Print every entry, word for word, and skip the images.

(begin)

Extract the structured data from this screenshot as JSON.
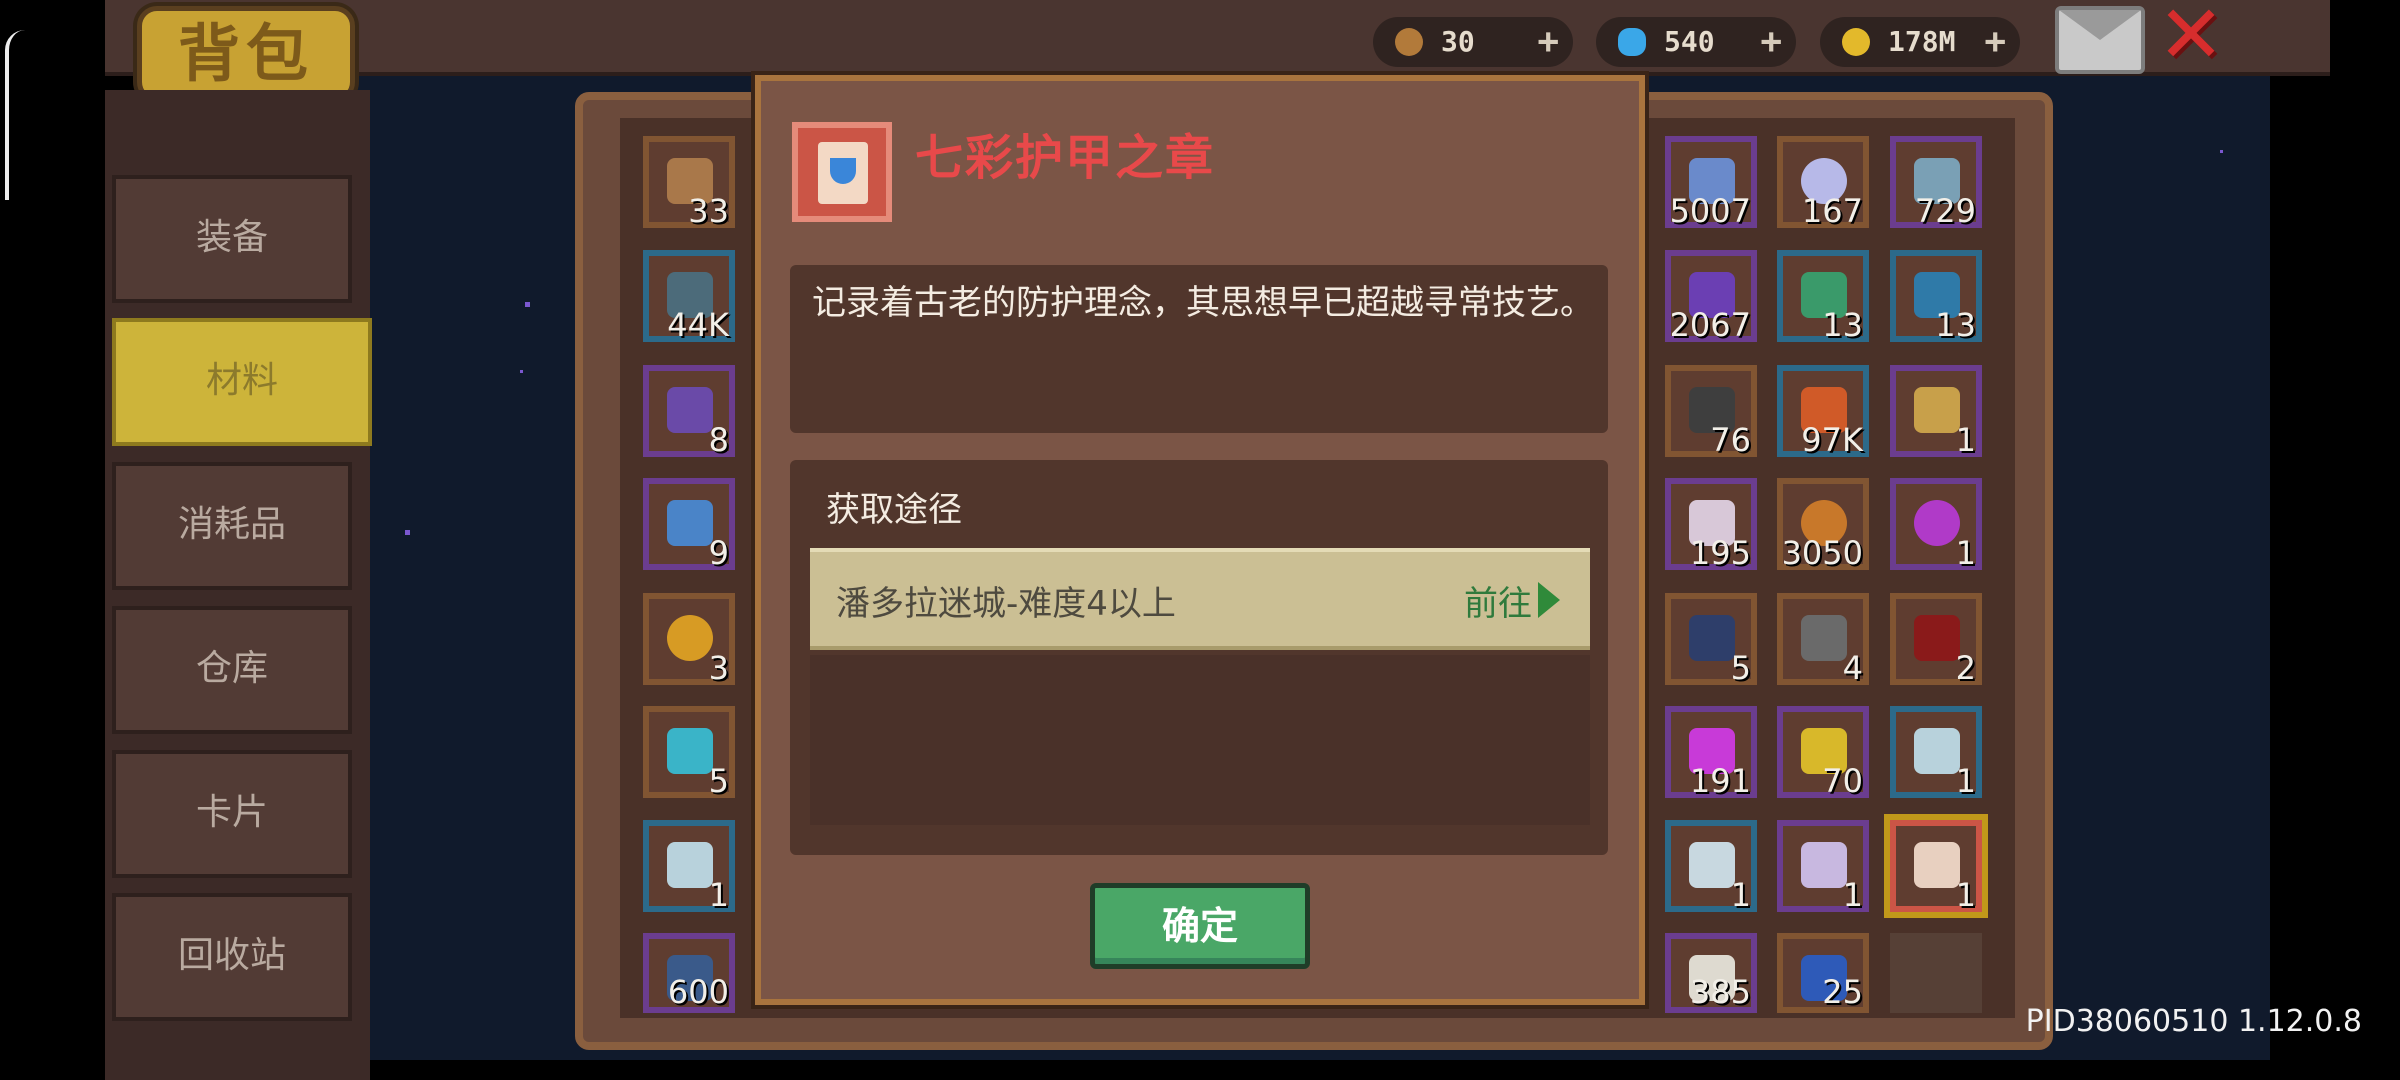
{
  "header": {
    "title": "背包",
    "resources": [
      {
        "name": "key",
        "value": "30",
        "icon": "key-icon",
        "color": "#b27a3a"
      },
      {
        "name": "gem",
        "value": "540",
        "icon": "gem-icon",
        "color": "#3aa7e8"
      },
      {
        "name": "gold",
        "value": "178M",
        "icon": "coin-icon",
        "color": "#e3b92b"
      }
    ],
    "plus_label": "+",
    "mail_icon": "mail-icon",
    "close_icon": "close-icon",
    "close_label": "✕"
  },
  "menu": {
    "tabs": [
      {
        "label": "装备",
        "active": false
      },
      {
        "label": "材料",
        "active": true
      },
      {
        "label": "消耗品",
        "active": false
      },
      {
        "label": "仓库",
        "active": false
      },
      {
        "label": "卡片",
        "active": false
      },
      {
        "label": "回收站",
        "active": false
      }
    ]
  },
  "inventory": {
    "left_column": [
      "33",
      "44K",
      "8",
      "9",
      "3",
      "5",
      "1",
      "600"
    ],
    "right_columns": [
      [
        "5007",
        "167",
        "729"
      ],
      [
        "2067",
        "13",
        "13"
      ],
      [
        "76",
        "97K",
        "1"
      ],
      [
        "195",
        "3050",
        "1"
      ],
      [
        "5",
        "4",
        "2"
      ],
      [
        "191",
        "70",
        "1"
      ],
      [
        "1",
        "1",
        "1"
      ],
      [
        "385",
        "25",
        ""
      ]
    ]
  },
  "dialog": {
    "item_name": "七彩护甲之章",
    "description": "记录着古老的防护理念，其思想早已超越寻常技艺。",
    "source_title": "获取途径",
    "sources": [
      {
        "label": "潘多拉迷城-难度4以上",
        "action": "前往"
      }
    ],
    "confirm_label": "确定"
  },
  "footer": {
    "version": "PID38060510 1.12.0.8"
  }
}
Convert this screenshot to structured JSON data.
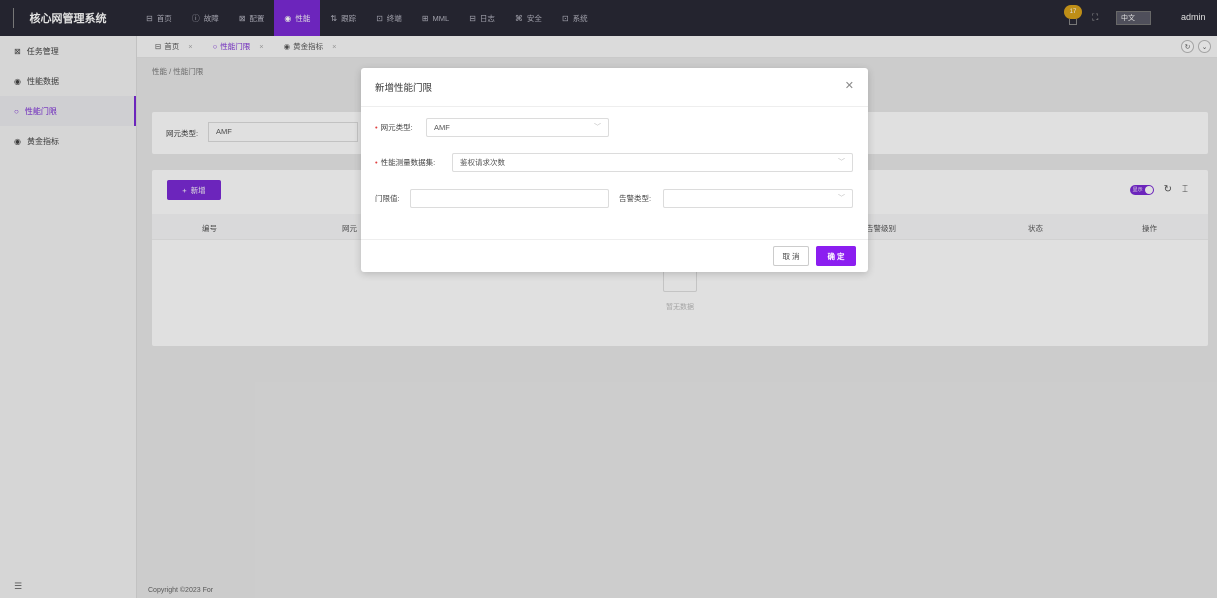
{
  "app": {
    "title": "核心网管理系统"
  },
  "topnav": [
    {
      "icon": "home-icon",
      "glyph": "⊟",
      "label": "首页"
    },
    {
      "icon": "fault-icon",
      "glyph": "ⓘ",
      "label": "故障"
    },
    {
      "icon": "config-icon",
      "glyph": "⊠",
      "label": "配置"
    },
    {
      "icon": "performance-icon",
      "glyph": "◉",
      "label": "性能",
      "active": true
    },
    {
      "icon": "trace-icon",
      "glyph": "⇅",
      "label": "跟踪"
    },
    {
      "icon": "terminal-icon",
      "glyph": "⊡",
      "label": "终端"
    },
    {
      "icon": "mml-icon",
      "glyph": "⊞",
      "label": "MML"
    },
    {
      "icon": "log-icon",
      "glyph": "⊟",
      "label": "日志"
    },
    {
      "icon": "security-icon",
      "glyph": "⌘",
      "label": "安全"
    },
    {
      "icon": "system-icon",
      "glyph": "⊡",
      "label": "系统"
    }
  ],
  "header": {
    "notification_count": "17",
    "language": "中文",
    "user": "admin"
  },
  "sidebar": {
    "items": [
      {
        "icon": "task-icon",
        "glyph": "⊠",
        "label": "任务管理"
      },
      {
        "icon": "perf-data-icon",
        "glyph": "◉",
        "label": "性能数据"
      },
      {
        "icon": "threshold-icon",
        "glyph": "○",
        "label": "性能门限",
        "active": true
      },
      {
        "icon": "gold-kpi-icon",
        "glyph": "◉",
        "label": "黄金指标"
      }
    ]
  },
  "tabs": [
    {
      "icon": "home-icon",
      "glyph": "⊟",
      "label": "首页"
    },
    {
      "icon": "threshold-icon",
      "glyph": "○",
      "label": "性能门限",
      "active": true
    },
    {
      "icon": "gold-kpi-icon",
      "glyph": "◉",
      "label": "黄金指标"
    }
  ],
  "breadcrumb": "性能 / 性能门限",
  "filter": {
    "label": "网元类型:",
    "value": "AMF"
  },
  "table": {
    "add_label": "新增",
    "toggle_label": "显示",
    "columns": [
      "编号",
      "网元",
      "告警级别",
      "状态",
      "操作"
    ],
    "empty_text": "暂无数据"
  },
  "footer": "Copyright ©2023 For",
  "modal": {
    "title": "新增性能门限",
    "ne_type_label": "网元类型:",
    "ne_type_value": "AMF",
    "measure_label": "性能测量数据集:",
    "measure_value": "鉴权请求次数",
    "threshold_label": "门限值:",
    "threshold_value": "",
    "alarm_type_label": "告警类型:",
    "alarm_type_value": "",
    "cancel_label": "取 消",
    "ok_label": "确 定"
  },
  "colors": {
    "accent": "#7b2bd6",
    "topbar": "#2a2a36",
    "badge": "#d9a21b"
  }
}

(end)

#### Expected answer:
Extract the structured data from this screenshot as JSON.
{
  "header": {
    "title": "背包",
    "resources": [
      {
        "name": "key",
        "value": "30",
        "icon": "key-icon",
        "color": "#b27a3a"
      },
      {
        "name": "gem",
        "value": "540",
        "icon": "gem-icon",
        "color": "#3aa7e8"
      },
      {
        "name": "gold",
        "value": "178M",
        "icon": "coin-icon",
        "color": "#e3b92b"
      }
    ],
    "plus_label": "+",
    "mail_icon": "mail-icon",
    "close_icon": "close-icon",
    "close_label": "✕"
  },
  "menu": {
    "tabs": [
      {
        "label": "装备",
        "active": false
      },
      {
        "label": "材料",
        "active": true
      },
      {
        "label": "消耗品",
        "active": false
      },
      {
        "label": "仓库",
        "active": false
      },
      {
        "label": "卡片",
        "active": false
      },
      {
        "label": "回收站",
        "active": false
      }
    ]
  },
  "inventory": {
    "left_column": [
      "33",
      "44K",
      "8",
      "9",
      "3",
      "5",
      "1",
      "600"
    ],
    "right_columns": [
      [
        "5007",
        "167",
        "729"
      ],
      [
        "2067",
        "13",
        "13"
      ],
      [
        "76",
        "97K",
        "1"
      ],
      [
        "195",
        "3050",
        "1"
      ],
      [
        "5",
        "4",
        "2"
      ],
      [
        "191",
        "70",
        "1"
      ],
      [
        "1",
        "1",
        "1"
      ],
      [
        "385",
        "25",
        ""
      ]
    ]
  },
  "dialog": {
    "item_name": "七彩护甲之章",
    "description": "记录着古老的防护理念，其思想早已超越寻常技艺。",
    "source_title": "获取途径",
    "sources": [
      {
        "label": "潘多拉迷城-难度4以上",
        "action": "前往"
      }
    ],
    "confirm_label": "确定"
  },
  "footer": {
    "version": "PID38060510 1.12.0.8"
  }
}
Convert this screenshot to structured JSON data.
{
  "app": {
    "title": "核心网管理系统"
  },
  "topnav": [
    {
      "icon": "home-icon",
      "glyph": "⊟",
      "label": "首页"
    },
    {
      "icon": "fault-icon",
      "glyph": "ⓘ",
      "label": "故障"
    },
    {
      "icon": "config-icon",
      "glyph": "⊠",
      "label": "配置"
    },
    {
      "icon": "performance-icon",
      "glyph": "◉",
      "label": "性能",
      "active": true
    },
    {
      "icon": "trace-icon",
      "glyph": "⇅",
      "label": "跟踪"
    },
    {
      "icon": "terminal-icon",
      "glyph": "⊡",
      "label": "终端"
    },
    {
      "icon": "mml-icon",
      "glyph": "⊞",
      "label": "MML"
    },
    {
      "icon": "log-icon",
      "glyph": "⊟",
      "label": "日志"
    },
    {
      "icon": "security-icon",
      "glyph": "⌘",
      "label": "安全"
    },
    {
      "icon": "system-icon",
      "glyph": "⊡",
      "label": "系统"
    }
  ],
  "header": {
    "notification_count": "17",
    "language": "中文",
    "user": "admin"
  },
  "sidebar": {
    "items": [
      {
        "icon": "task-icon",
        "glyph": "⊠",
        "label": "任务管理"
      },
      {
        "icon": "perf-data-icon",
        "glyph": "◉",
        "label": "性能数据"
      },
      {
        "icon": "threshold-icon",
        "glyph": "○",
        "label": "性能门限",
        "active": true
      },
      {
        "icon": "gold-kpi-icon",
        "glyph": "◉",
        "label": "黄金指标"
      }
    ]
  },
  "tabs": [
    {
      "icon": "home-icon",
      "glyph": "⊟",
      "label": "首页"
    },
    {
      "icon": "threshold-icon",
      "glyph": "○",
      "label": "性能门限",
      "active": true
    },
    {
      "icon": "gold-kpi-icon",
      "glyph": "◉",
      "label": "黄金指标"
    }
  ],
  "breadcrumb": "性能 / 性能门限",
  "filter": {
    "label": "网元类型:",
    "value": "AMF"
  },
  "table": {
    "add_label": "新增",
    "toggle_label": "显示",
    "columns": [
      "编号",
      "网元",
      "告警级别",
      "状态",
      "操作"
    ],
    "empty_text": "暂无数据"
  },
  "footer": "Copyright ©2023 For",
  "modal": {
    "title": "新增性能门限",
    "ne_type_label": "网元类型:",
    "ne_type_value": "AMF",
    "measure_label": "性能测量数据集:",
    "measure_value": "鉴权请求次数",
    "threshold_label": "门限值:",
    "threshold_value": "",
    "alarm_type_label": "告警类型:",
    "alarm_type_value": "",
    "cancel_label": "取 消",
    "ok_label": "确 定"
  },
  "colors": {
    "accent": "#7b2bd6",
    "topbar": "#2a2a36",
    "badge": "#d9a21b"
  }
}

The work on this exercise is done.